__TASK OBJECTIVE__
Restate the data exactly as given and keep the pictures out.

__THE RECORDS__
----
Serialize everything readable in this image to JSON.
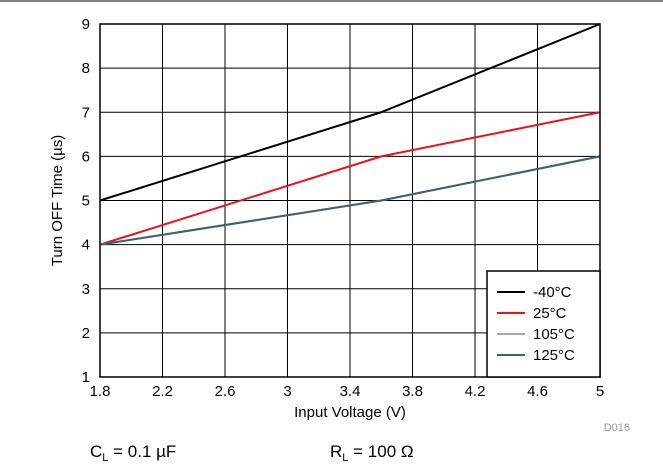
{
  "chart_data": {
    "type": "line",
    "xlabel": "Input Voltage (V)",
    "ylabel": "Turn OFF Time (µs)",
    "xlim": [
      1.8,
      5
    ],
    "ylim": [
      1,
      9
    ],
    "x_ticks": [
      "1.8",
      "2.2",
      "2.6",
      "3",
      "3.4",
      "3.8",
      "4.2",
      "4.6",
      "5"
    ],
    "y_ticks": [
      "1",
      "2",
      "3",
      "4",
      "5",
      "6",
      "7",
      "8",
      "9"
    ],
    "grid": true,
    "legend_position": "bottom-right",
    "series": [
      {
        "name": "-40°C",
        "color": "#000000",
        "x": [
          1.8,
          3.6,
          5
        ],
        "y": [
          5,
          7,
          9
        ]
      },
      {
        "name": "25°C",
        "color": "#e8141b",
        "x": [
          1.8,
          3.6,
          5
        ],
        "y": [
          4,
          6,
          7
        ]
      },
      {
        "name": "105°C",
        "color": "#a8a8a8",
        "x": [
          1.8,
          3.6,
          5
        ],
        "y": [
          4,
          5,
          6
        ]
      },
      {
        "name": "125°C",
        "color": "#3a6276",
        "x": [
          1.8,
          3.6,
          5
        ],
        "y": [
          4,
          5,
          6
        ]
      }
    ],
    "figure_id": "D016",
    "conditions": {
      "cl_main": "C",
      "cl_sub": "L",
      "cl_value": " = 0.1 µF",
      "rl_main": "R",
      "rl_sub": "L",
      "rl_value": " = 100 Ω"
    }
  }
}
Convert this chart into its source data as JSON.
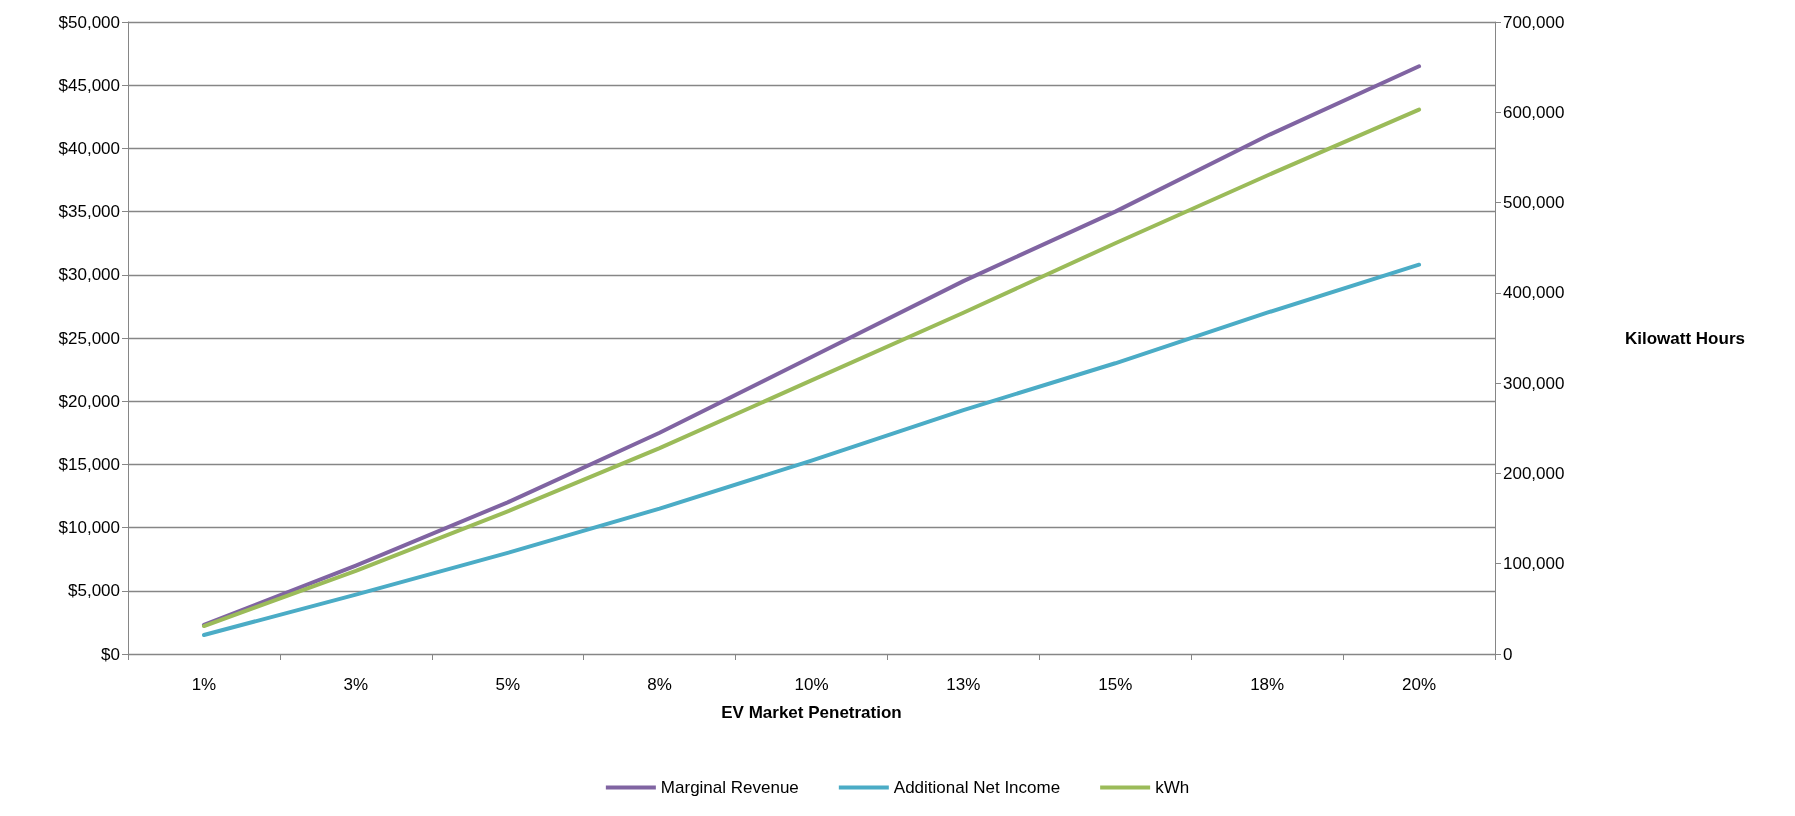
{
  "chart_data": {
    "type": "line",
    "xlabel": "EV Market Penetration",
    "y2label": "Kilowatt Hours",
    "categories": [
      "1%",
      "3%",
      "5%",
      "8%",
      "10%",
      "13%",
      "15%",
      "18%",
      "20%"
    ],
    "series": [
      {
        "name": "Marginal Revenue",
        "color": "#8064a2",
        "values": [
          2300,
          7000,
          12000,
          17500,
          23500,
          29500,
          35000,
          41000,
          46500
        ]
      },
      {
        "name": "Additional Net Income",
        "color": "#4bacc6",
        "values": [
          1500,
          4700,
          8000,
          11500,
          15300,
          19300,
          23000,
          27000,
          30800
        ]
      },
      {
        "name": "kWh",
        "color": "#9bbb59",
        "axis": "y2",
        "values": [
          31000,
          92000,
          158000,
          228000,
          303000,
          378000,
          455000,
          530000,
          603000
        ]
      }
    ],
    "ylim": [
      0,
      50000
    ],
    "yticks": [
      {
        "value": 0,
        "label": "$0"
      },
      {
        "value": 5000,
        "label": "$5,000"
      },
      {
        "value": 10000,
        "label": "$10,000"
      },
      {
        "value": 15000,
        "label": "$15,000"
      },
      {
        "value": 20000,
        "label": "$20,000"
      },
      {
        "value": 25000,
        "label": "$25,000"
      },
      {
        "value": 30000,
        "label": "$30,000"
      },
      {
        "value": 35000,
        "label": "$35,000"
      },
      {
        "value": 40000,
        "label": "$40,000"
      },
      {
        "value": 45000,
        "label": "$45,000"
      },
      {
        "value": 50000,
        "label": "$50,000"
      }
    ],
    "y2lim": [
      0,
      700000
    ],
    "y2ticks": [
      0,
      {
        "value": 100000,
        "label": "100,000"
      },
      {
        "value": 200000,
        "label": "200,000"
      },
      {
        "value": 300000,
        "label": "300,000"
      },
      {
        "value": 400000,
        "label": "400,000"
      },
      {
        "value": 500000,
        "label": "500,000"
      },
      {
        "value": 600000,
        "label": "600,000"
      },
      {
        "value": 700000,
        "label": "700,000"
      }
    ],
    "grid": "y",
    "legend": "bottom",
    "marker": "none",
    "line_style": "solid"
  }
}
----
__WORKED ANSWER__
Serialize everything readable in this image to JSON.
{
  "chart_data": {
    "type": "line",
    "xlabel": "Input Voltage (V)",
    "ylabel": "Turn OFF Time (µs)",
    "xlim": [
      1.8,
      5
    ],
    "ylim": [
      1,
      9
    ],
    "x_ticks": [
      "1.8",
      "2.2",
      "2.6",
      "3",
      "3.4",
      "3.8",
      "4.2",
      "4.6",
      "5"
    ],
    "y_ticks": [
      "1",
      "2",
      "3",
      "4",
      "5",
      "6",
      "7",
      "8",
      "9"
    ],
    "grid": true,
    "legend_position": "bottom-right",
    "series": [
      {
        "name": "-40°C",
        "color": "#000000",
        "x": [
          1.8,
          3.6,
          5
        ],
        "y": [
          5,
          7,
          9
        ]
      },
      {
        "name": "25°C",
        "color": "#e8141b",
        "x": [
          1.8,
          3.6,
          5
        ],
        "y": [
          4,
          6,
          7
        ]
      },
      {
        "name": "105°C",
        "color": "#a8a8a8",
        "x": [
          1.8,
          3.6,
          5
        ],
        "y": [
          4,
          5,
          6
        ]
      },
      {
        "name": "125°C",
        "color": "#3a6276",
        "x": [
          1.8,
          3.6,
          5
        ],
        "y": [
          4,
          5,
          6
        ]
      }
    ],
    "figure_id": "D016",
    "conditions": {
      "cl_main": "C",
      "cl_sub": "L",
      "cl_value": " = 0.1 µF",
      "rl_main": "R",
      "rl_sub": "L",
      "rl_value": " = 100 Ω"
    }
  }
}
Convert this chart into its source data as JSON.
{
  "chart_data": {
    "type": "line",
    "xlabel": "EV Market Penetration",
    "y2label": "Kilowatt Hours",
    "categories": [
      "1%",
      "3%",
      "5%",
      "8%",
      "10%",
      "13%",
      "15%",
      "18%",
      "20%"
    ],
    "series": [
      {
        "name": "Marginal Revenue",
        "color": "#8064a2",
        "values": [
          2300,
          7000,
          12000,
          17500,
          23500,
          29500,
          35000,
          41000,
          46500
        ]
      },
      {
        "name": "Additional Net Income",
        "color": "#4bacc6",
        "values": [
          1500,
          4700,
          8000,
          11500,
          15300,
          19300,
          23000,
          27000,
          30800
        ]
      },
      {
        "name": "kWh",
        "color": "#9bbb59",
        "axis": "y2",
        "values": [
          31000,
          92000,
          158000,
          228000,
          303000,
          378000,
          455000,
          530000,
          603000
        ]
      }
    ],
    "ylim": [
      0,
      50000
    ],
    "yticks": [
      {
        "value": 0,
        "label": "$0"
      },
      {
        "value": 5000,
        "label": "$5,000"
      },
      {
        "value": 10000,
        "label": "$10,000"
      },
      {
        "value": 15000,
        "label": "$15,000"
      },
      {
        "value": 20000,
        "label": "$20,000"
      },
      {
        "value": 25000,
        "label": "$25,000"
      },
      {
        "value": 30000,
        "label": "$30,000"
      },
      {
        "value": 35000,
        "label": "$35,000"
      },
      {
        "value": 40000,
        "label": "$40,000"
      },
      {
        "value": 45000,
        "label": "$45,000"
      },
      {
        "value": 50000,
        "label": "$50,000"
      }
    ],
    "y2lim": [
      0,
      700000
    ],
    "y2ticks": [
      0,
      {
        "value": 100000,
        "label": "100,000"
      },
      {
        "value": 200000,
        "label": "200,000"
      },
      {
        "value": 300000,
        "label": "300,000"
      },
      {
        "value": 400000,
        "label": "400,000"
      },
      {
        "value": 500000,
        "label": "500,000"
      },
      {
        "value": 600000,
        "label": "600,000"
      },
      {
        "value": 700000,
        "label": "700,000"
      }
    ],
    "grid": "y",
    "legend": "bottom",
    "marker": "none",
    "line_style": "solid"
  }
}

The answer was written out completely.